To do → Gather each line containing the string "this" from these entries.

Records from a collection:
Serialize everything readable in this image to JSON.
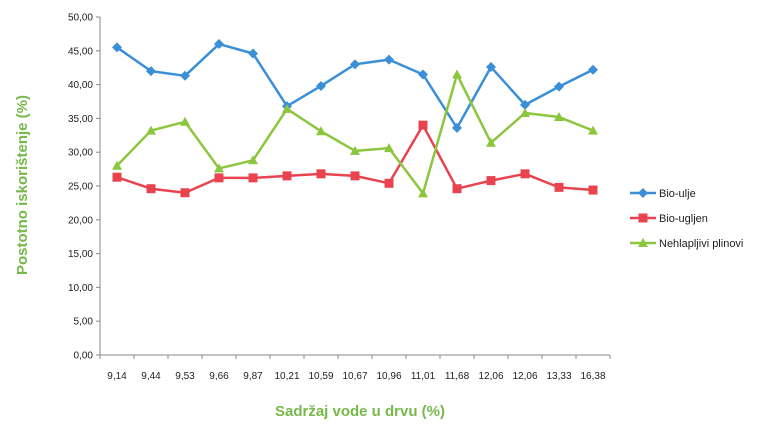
{
  "chart_data": {
    "type": "line",
    "xlabel": "Sadržaj vode u drvu (%)",
    "ylabel": "Postotno iskorištenje (%)",
    "ylim": [
      0,
      50
    ],
    "ytick_step": 5,
    "ytick_labels": [
      "0,00",
      "5,00",
      "10,00",
      "15,00",
      "20,00",
      "25,00",
      "30,00",
      "35,00",
      "40,00",
      "45,00",
      "50,00"
    ],
    "categories": [
      "9,14",
      "9,44",
      "9,53",
      "9,66",
      "9,87",
      "10,21",
      "10,59",
      "10,67",
      "10,96",
      "11,01",
      "11,68",
      "12,06",
      "12,06",
      "13,33",
      "16,38"
    ],
    "grid": false,
    "legend_position": "right",
    "series": [
      {
        "name": "Bio-ulje",
        "color": "#3a8fd6",
        "marker": "diamond",
        "values": [
          45.5,
          42.0,
          41.3,
          46.0,
          44.6,
          36.8,
          39.8,
          43.0,
          43.7,
          41.5,
          33.6,
          42.6,
          37.0,
          39.7,
          42.2
        ]
      },
      {
        "name": "Bio-ugljen",
        "color": "#e8434f",
        "marker": "square",
        "values": [
          26.3,
          24.6,
          24.0,
          26.2,
          26.2,
          26.5,
          26.8,
          26.5,
          25.4,
          34.0,
          24.6,
          25.8,
          26.8,
          24.8,
          24.4
        ]
      },
      {
        "name": "Nehlapljivi plinovi",
        "color": "#8cc63f",
        "marker": "triangle",
        "values": [
          28.0,
          33.2,
          34.5,
          27.6,
          28.8,
          36.4,
          33.1,
          30.2,
          30.6,
          23.9,
          41.5,
          31.4,
          35.8,
          35.2,
          33.2
        ]
      }
    ]
  }
}
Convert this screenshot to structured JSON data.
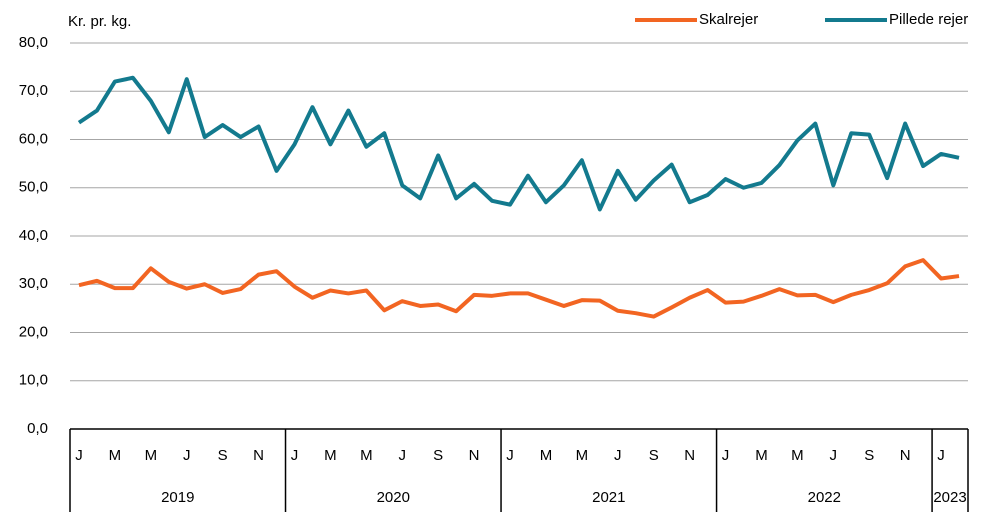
{
  "chart_data": {
    "type": "line",
    "ylabel": "Kr. pr. kg.",
    "categories": [
      "J",
      null,
      "M",
      null,
      "M",
      null,
      "J",
      null,
      "S",
      null,
      "N",
      null,
      "J",
      null,
      "M",
      null,
      "M",
      null,
      "J",
      null,
      "S",
      null,
      "N",
      null,
      "J",
      null,
      "M",
      null,
      "M",
      null,
      "J",
      null,
      "S",
      null,
      "N",
      null,
      "J",
      null,
      "M",
      null,
      "M",
      null,
      "J",
      null,
      "S",
      null,
      "N",
      null,
      "J",
      null
    ],
    "years": [
      "2019",
      "2020",
      "2021",
      "2022",
      "2023"
    ],
    "series": [
      {
        "name": "Skalrejer",
        "color": "#f26522",
        "values": [
          29.8,
          30.7,
          29.2,
          29.2,
          33.3,
          30.5,
          29.1,
          30,
          28.2,
          29,
          32,
          32.7,
          29.5,
          27.2,
          28.7,
          28.1,
          28.7,
          24.6,
          26.5,
          25.5,
          25.8,
          24.4,
          27.8,
          27.6,
          28.1,
          28.1,
          26.8,
          25.5,
          26.7,
          26.6,
          24.5,
          24,
          23.3,
          25.2,
          27.2,
          28.8,
          26.2,
          26.4,
          27.6,
          29,
          27.7,
          27.8,
          26.3,
          27.8,
          28.8,
          30.2,
          33.7,
          35,
          31.2,
          31.7
        ]
      },
      {
        "name": "Pillede rejer",
        "color": "#137a8e",
        "values": [
          63.5,
          66,
          72,
          72.8,
          68,
          61.5,
          72.5,
          60.5,
          63,
          60.5,
          62.7,
          53.5,
          59,
          66.7,
          59,
          66,
          58.5,
          61.3,
          50.5,
          47.8,
          56.7,
          47.8,
          50.8,
          47.3,
          46.5,
          52.5,
          47,
          50.5,
          55.7,
          45.5,
          53.5,
          47.5,
          51.5,
          54.8,
          47,
          48.5,
          51.8,
          50,
          51,
          54.7,
          59.8,
          63.3,
          50.5,
          61.3,
          61,
          52,
          63.3,
          54.5,
          57,
          56.2
        ]
      }
    ],
    "ylim": [
      0,
      80
    ],
    "yticks": [
      {
        "value": 0,
        "label": "0,0"
      },
      {
        "value": 10,
        "label": "10,0"
      },
      {
        "value": 20,
        "label": "20,0"
      },
      {
        "value": 30,
        "label": "30,0"
      },
      {
        "value": 40,
        "label": "40,0"
      },
      {
        "value": 50,
        "label": "50,0"
      },
      {
        "value": 60,
        "label": "60,0"
      },
      {
        "value": 70,
        "label": "70,0"
      },
      {
        "value": 80,
        "label": "80,0"
      }
    ],
    "grid": true,
    "legend": "top-right"
  }
}
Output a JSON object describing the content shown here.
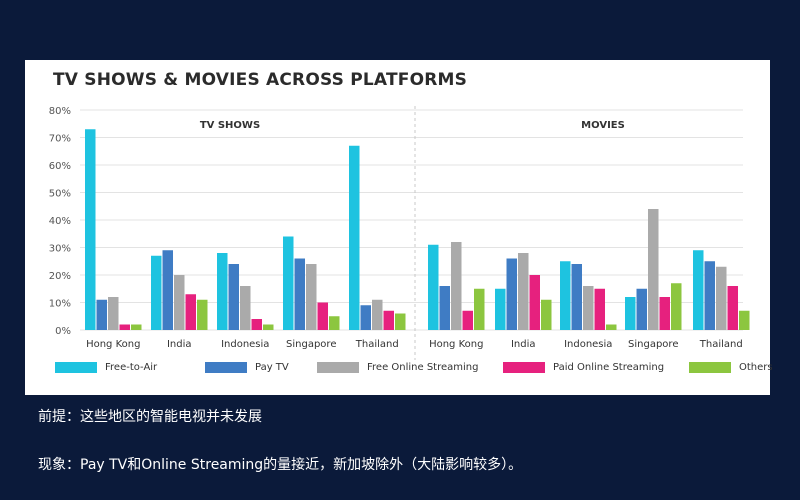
{
  "colors": {
    "free_to_air": "#1ec3e0",
    "pay_tv": "#3f7cc4",
    "free_online": "#aaaaaa",
    "paid_online": "#e6217e",
    "others": "#8cc63f"
  },
  "chart_data": {
    "type": "bar",
    "title": "TV SHOWS & MOVIES ACROSS PLATFORMS",
    "ylim": [
      0,
      80
    ],
    "yticks": [
      "0%",
      "10%",
      "20%",
      "30%",
      "40%",
      "50%",
      "60%",
      "70%",
      "80%"
    ],
    "grid": true,
    "legend_position": "bottom",
    "series_names": [
      "Free-to-Air",
      "Pay TV",
      "Free Online Streaming",
      "Paid Online Streaming",
      "Others"
    ],
    "panels": [
      {
        "label": "TV SHOWS",
        "categories": [
          "Hong Kong",
          "India",
          "Indonesia",
          "Singapore",
          "Thailand"
        ],
        "values": [
          [
            73,
            11,
            12,
            2,
            2
          ],
          [
            27,
            29,
            20,
            13,
            11
          ],
          [
            28,
            24,
            16,
            4,
            2
          ],
          [
            34,
            26,
            24,
            10,
            5
          ],
          [
            67,
            9,
            11,
            7,
            6
          ]
        ]
      },
      {
        "label": "MOVIES",
        "categories": [
          "Hong Kong",
          "India",
          "Indonesia",
          "Singapore",
          "Thailand"
        ],
        "values": [
          [
            31,
            16,
            32,
            7,
            15
          ],
          [
            15,
            26,
            28,
            20,
            11
          ],
          [
            25,
            24,
            16,
            15,
            2
          ],
          [
            12,
            15,
            44,
            12,
            17
          ],
          [
            29,
            25,
            23,
            16,
            7
          ]
        ]
      }
    ]
  },
  "notes": {
    "premise": "前提：这些地区的智能电视并未发展",
    "phenomenon": "现象：Pay TV和Online Streaming的量接近，新加坡除外（大陆影响较多）。"
  }
}
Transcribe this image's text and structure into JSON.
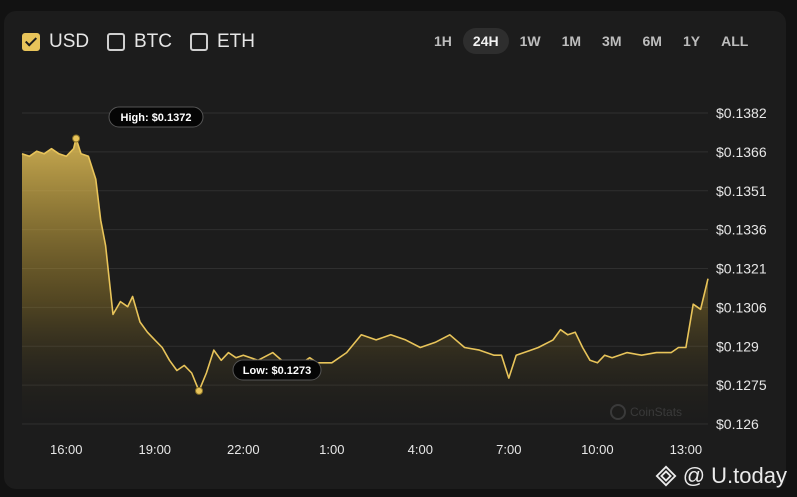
{
  "currencies": [
    {
      "label": "USD",
      "checked": true
    },
    {
      "label": "BTC",
      "checked": false
    },
    {
      "label": "ETH",
      "checked": false
    }
  ],
  "ranges": [
    "1H",
    "24H",
    "1W",
    "1M",
    "3M",
    "6M",
    "1Y",
    "ALL"
  ],
  "active_range": "24H",
  "watermark": "CoinStats",
  "brand": {
    "at": "@",
    "name": "U.today"
  },
  "colors": {
    "line": "#e8c45a",
    "accent": "#e8c45a",
    "background": "#1c1c1c"
  },
  "chart_data": {
    "type": "area",
    "title": "",
    "xlabel": "",
    "ylabel": "",
    "x_ticks": [
      "16:00",
      "19:00",
      "22:00",
      "1:00",
      "4:00",
      "7:00",
      "10:00",
      "13:00"
    ],
    "y_ticks": [
      "$0.1382",
      "$0.1366",
      "$0.1351",
      "$0.1336",
      "$0.1321",
      "$0.1306",
      "$0.129",
      "$0.1275",
      "$0.126"
    ],
    "ylim": [
      0.126,
      0.1382
    ],
    "xlim_hours": [
      14.5,
      13.75
    ],
    "annotations": {
      "high": {
        "label": "High: $0.1372",
        "time": "16:20",
        "value": 0.1372
      },
      "low": {
        "label": "Low: $0.1273",
        "time": "20:30",
        "value": 0.1273
      }
    },
    "series": [
      {
        "times": [
          "14:30",
          "14:45",
          "15:00",
          "15:15",
          "15:30",
          "15:45",
          "16:00",
          "16:15",
          "16:20",
          "16:30",
          "16:45",
          "17:00",
          "17:10",
          "17:20",
          "17:35",
          "17:50",
          "18:05",
          "18:15",
          "18:30",
          "18:45",
          "19:00",
          "19:15",
          "19:30",
          "19:45",
          "20:00",
          "20:15",
          "20:30",
          "20:45",
          "21:00",
          "21:15",
          "21:30",
          "21:45",
          "22:00",
          "22:30",
          "23:00",
          "23:30",
          "0:00",
          "0:15",
          "0:30",
          "1:00",
          "1:30",
          "2:00",
          "2:30",
          "3:00",
          "3:30",
          "4:00",
          "4:30",
          "5:00",
          "5:30",
          "6:00",
          "6:30",
          "6:45",
          "7:00",
          "7:15",
          "7:45",
          "8:00",
          "8:30",
          "8:45",
          "9:00",
          "9:15",
          "9:30",
          "9:45",
          "10:00",
          "10:15",
          "10:30",
          "11:00",
          "11:30",
          "12:00",
          "12:30",
          "12:45",
          "13:00",
          "13:15",
          "13:30",
          "13:45"
        ],
        "values": [
          0.1366,
          0.1365,
          0.1367,
          0.1366,
          0.1368,
          0.1366,
          0.1365,
          0.1368,
          0.1372,
          0.1366,
          0.1365,
          0.1356,
          0.134,
          0.133,
          0.1303,
          0.1308,
          0.1306,
          0.131,
          0.13,
          0.1296,
          0.1293,
          0.129,
          0.1285,
          0.1281,
          0.1283,
          0.128,
          0.1273,
          0.128,
          0.1289,
          0.1285,
          0.1288,
          0.1286,
          0.1287,
          0.1285,
          0.1288,
          0.1283,
          0.1284,
          0.1286,
          0.1284,
          0.1284,
          0.1288,
          0.1295,
          0.1293,
          0.1295,
          0.1293,
          0.129,
          0.1292,
          0.1295,
          0.129,
          0.1289,
          0.1287,
          0.1287,
          0.1278,
          0.1287,
          0.1289,
          0.129,
          0.1293,
          0.1297,
          0.1295,
          0.1296,
          0.129,
          0.1285,
          0.1284,
          0.1287,
          0.1286,
          0.1288,
          0.1287,
          0.1288,
          0.1288,
          0.129,
          0.129,
          0.1307,
          0.1305,
          0.1317
        ]
      }
    ]
  }
}
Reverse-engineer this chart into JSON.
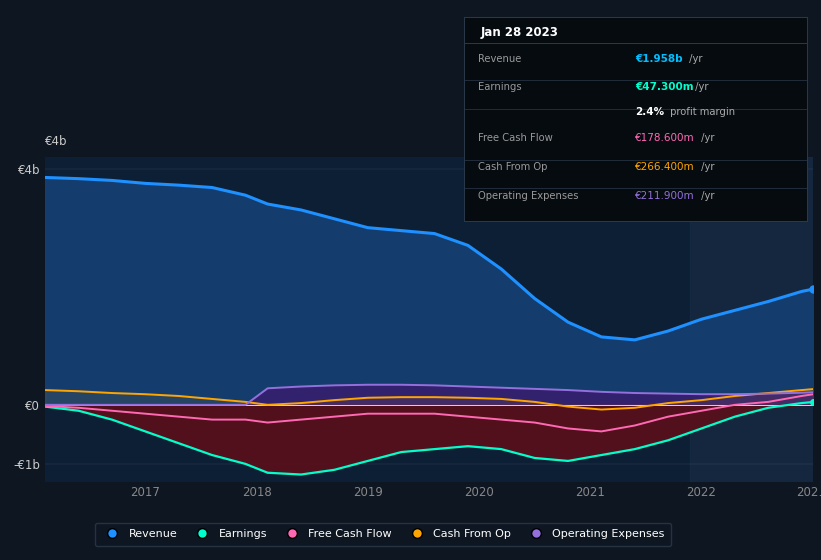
{
  "bg_color": "#0e1621",
  "plot_bg_color": "#0d1f35",
  "highlight_bg": "#1a2e47",
  "title_box_title": "Jan 28 2023",
  "title_box_rows": [
    {
      "label": "Revenue",
      "value": "€1.958b",
      "suffix": " /yr",
      "value_color": "#00bfff",
      "bold": true
    },
    {
      "label": "Earnings",
      "value": "€47.300m",
      "suffix": " /yr",
      "value_color": "#00ffcc",
      "bold": true
    },
    {
      "label": "",
      "value": "2.4%",
      "suffix": " profit margin",
      "value_color": "#ffffff",
      "bold": true
    },
    {
      "label": "Free Cash Flow",
      "value": "€178.600m",
      "suffix": " /yr",
      "value_color": "#ff69b4",
      "bold": false
    },
    {
      "label": "Cash From Op",
      "value": "€266.400m",
      "suffix": " /yr",
      "value_color": "#ffa500",
      "bold": false
    },
    {
      "label": "Operating Expenses",
      "value": "€211.900m",
      "suffix": " /yr",
      "value_color": "#9370db",
      "bold": false
    }
  ],
  "x_years": [
    2016.1,
    2016.4,
    2016.7,
    2017.0,
    2017.3,
    2017.6,
    2017.9,
    2018.1,
    2018.4,
    2018.7,
    2019.0,
    2019.3,
    2019.6,
    2019.9,
    2020.2,
    2020.5,
    2020.8,
    2021.1,
    2021.4,
    2021.7,
    2022.0,
    2022.3,
    2022.6,
    2022.9,
    2023.0
  ],
  "revenue": [
    3850,
    3830,
    3800,
    3750,
    3720,
    3680,
    3550,
    3400,
    3300,
    3150,
    3000,
    2950,
    2900,
    2700,
    2300,
    1800,
    1400,
    1150,
    1100,
    1250,
    1450,
    1600,
    1750,
    1920,
    1958
  ],
  "earnings": [
    -30,
    -100,
    -250,
    -450,
    -650,
    -850,
    -1000,
    -1150,
    -1180,
    -1100,
    -950,
    -800,
    -750,
    -700,
    -750,
    -900,
    -950,
    -850,
    -750,
    -600,
    -400,
    -200,
    -50,
    30,
    47
  ],
  "free_cash_flow": [
    -20,
    -50,
    -100,
    -150,
    -200,
    -250,
    -250,
    -300,
    -250,
    -200,
    -150,
    -150,
    -150,
    -200,
    -250,
    -300,
    -400,
    -450,
    -350,
    -200,
    -100,
    0,
    50,
    150,
    178
  ],
  "cash_from_op": [
    250,
    230,
    200,
    180,
    150,
    100,
    50,
    0,
    30,
    80,
    120,
    130,
    130,
    120,
    100,
    50,
    -30,
    -80,
    -50,
    30,
    80,
    150,
    200,
    250,
    266
  ],
  "op_expenses": [
    0,
    0,
    0,
    0,
    0,
    0,
    0,
    280,
    310,
    330,
    340,
    340,
    330,
    310,
    290,
    270,
    250,
    220,
    200,
    190,
    180,
    180,
    190,
    205,
    212
  ],
  "ylim": [
    -1300,
    4200
  ],
  "yticks": [
    -1000,
    0,
    4000
  ],
  "ytick_labels": [
    "-€1b",
    "€0",
    "€4b"
  ],
  "xtick_positions": [
    2017,
    2018,
    2019,
    2020,
    2021,
    2022,
    2023
  ],
  "xtick_labels": [
    "2017",
    "2018",
    "2019",
    "2020",
    "2021",
    "2022",
    "202…"
  ],
  "revenue_color": "#1e90ff",
  "revenue_fill": "#143d6e",
  "earnings_color": "#00ffcc",
  "earnings_neg_fill": "#5a0f1a",
  "free_cash_flow_color": "#ff69b4",
  "cash_from_op_color": "#ffa500",
  "op_expenses_color": "#9370db",
  "op_expenses_fill": "#3d1a6e",
  "shade_x0": 2021.9,
  "shade_x1": 2023.1,
  "legend_items": [
    {
      "label": "Revenue",
      "color": "#1e90ff"
    },
    {
      "label": "Earnings",
      "color": "#00ffcc"
    },
    {
      "label": "Free Cash Flow",
      "color": "#ff69b4"
    },
    {
      "label": "Cash From Op",
      "color": "#ffa500"
    },
    {
      "label": "Operating Expenses",
      "color": "#9370db"
    }
  ]
}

Finished exercise →
Serialize everything readable in this image to JSON.
Convert this screenshot to structured JSON data.
Transcribe this image's text and structure into JSON.
Reverse-engineer this chart into JSON.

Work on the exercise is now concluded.